Task inputs:
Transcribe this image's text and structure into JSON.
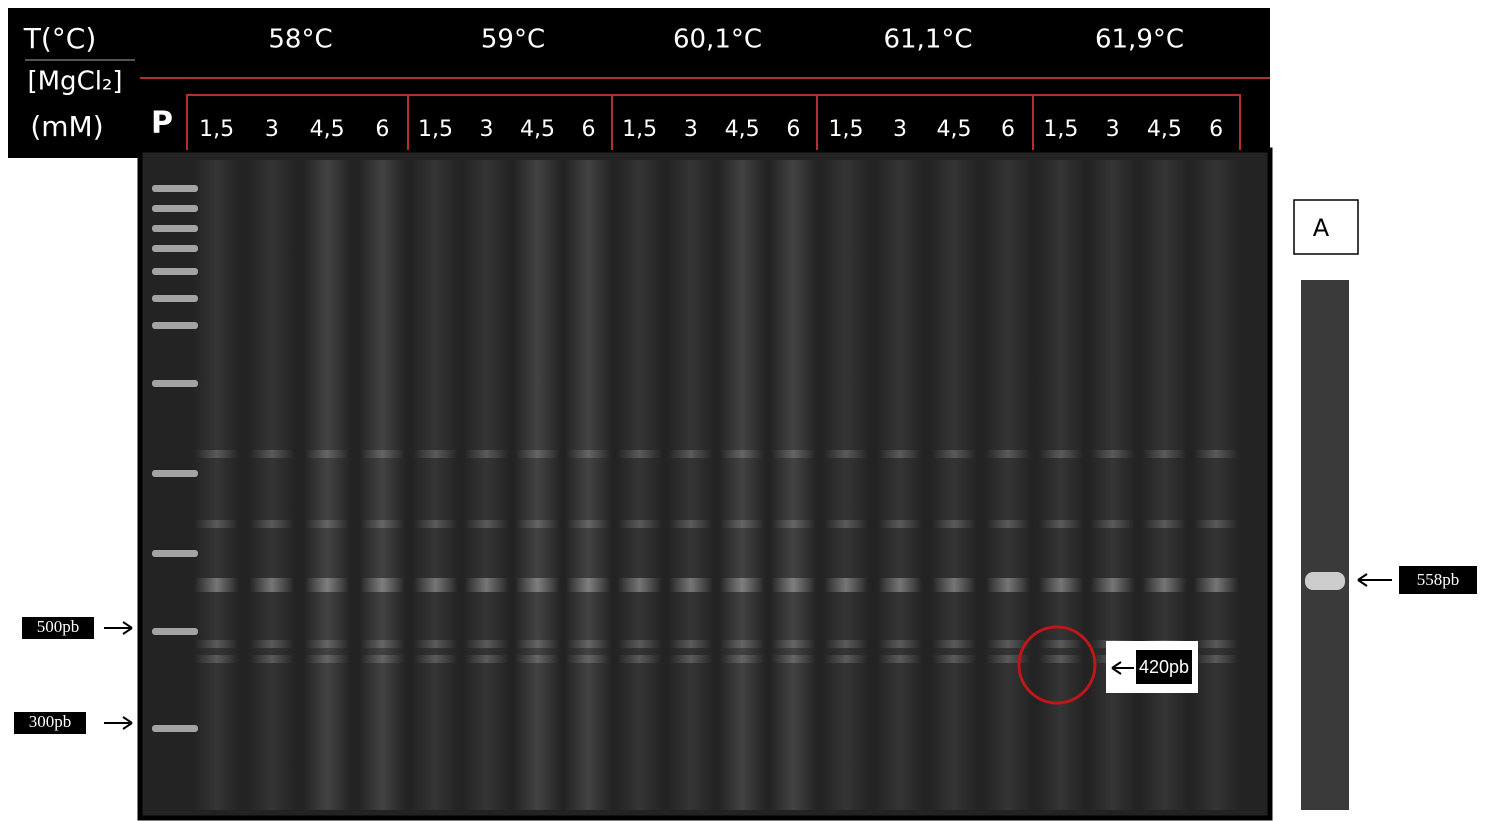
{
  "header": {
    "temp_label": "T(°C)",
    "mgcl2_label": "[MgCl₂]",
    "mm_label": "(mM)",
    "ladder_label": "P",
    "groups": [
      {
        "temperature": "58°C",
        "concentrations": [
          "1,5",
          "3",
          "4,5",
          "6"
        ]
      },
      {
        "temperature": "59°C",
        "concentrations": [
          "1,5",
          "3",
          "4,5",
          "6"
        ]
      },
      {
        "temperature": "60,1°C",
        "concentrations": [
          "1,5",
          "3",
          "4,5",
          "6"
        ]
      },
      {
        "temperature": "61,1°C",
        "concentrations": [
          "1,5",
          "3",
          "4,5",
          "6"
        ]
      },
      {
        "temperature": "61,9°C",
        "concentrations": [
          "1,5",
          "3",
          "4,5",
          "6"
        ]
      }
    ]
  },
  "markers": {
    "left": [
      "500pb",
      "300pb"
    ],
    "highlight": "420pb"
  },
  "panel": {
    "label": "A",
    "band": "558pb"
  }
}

Exercise description: Set the listing down in full and exactly. Pictures within it should not appear in the copy.

Problem solution:
Transcribe this image's text and structure into JSON.
{
  "header": {
    "temp_label": "T(°C)",
    "mgcl2_label": "[MgCl₂]",
    "mm_label": "(mM)",
    "ladder_label": "P",
    "groups": [
      {
        "temperature": "58°C",
        "concentrations": [
          "1,5",
          "3",
          "4,5",
          "6"
        ]
      },
      {
        "temperature": "59°C",
        "concentrations": [
          "1,5",
          "3",
          "4,5",
          "6"
        ]
      },
      {
        "temperature": "60,1°C",
        "concentrations": [
          "1,5",
          "3",
          "4,5",
          "6"
        ]
      },
      {
        "temperature": "61,1°C",
        "concentrations": [
          "1,5",
          "3",
          "4,5",
          "6"
        ]
      },
      {
        "temperature": "61,9°C",
        "concentrations": [
          "1,5",
          "3",
          "4,5",
          "6"
        ]
      }
    ]
  },
  "markers": {
    "left": [
      "500pb",
      "300pb"
    ],
    "highlight": "420pb"
  },
  "panel": {
    "label": "A",
    "band": "558pb"
  }
}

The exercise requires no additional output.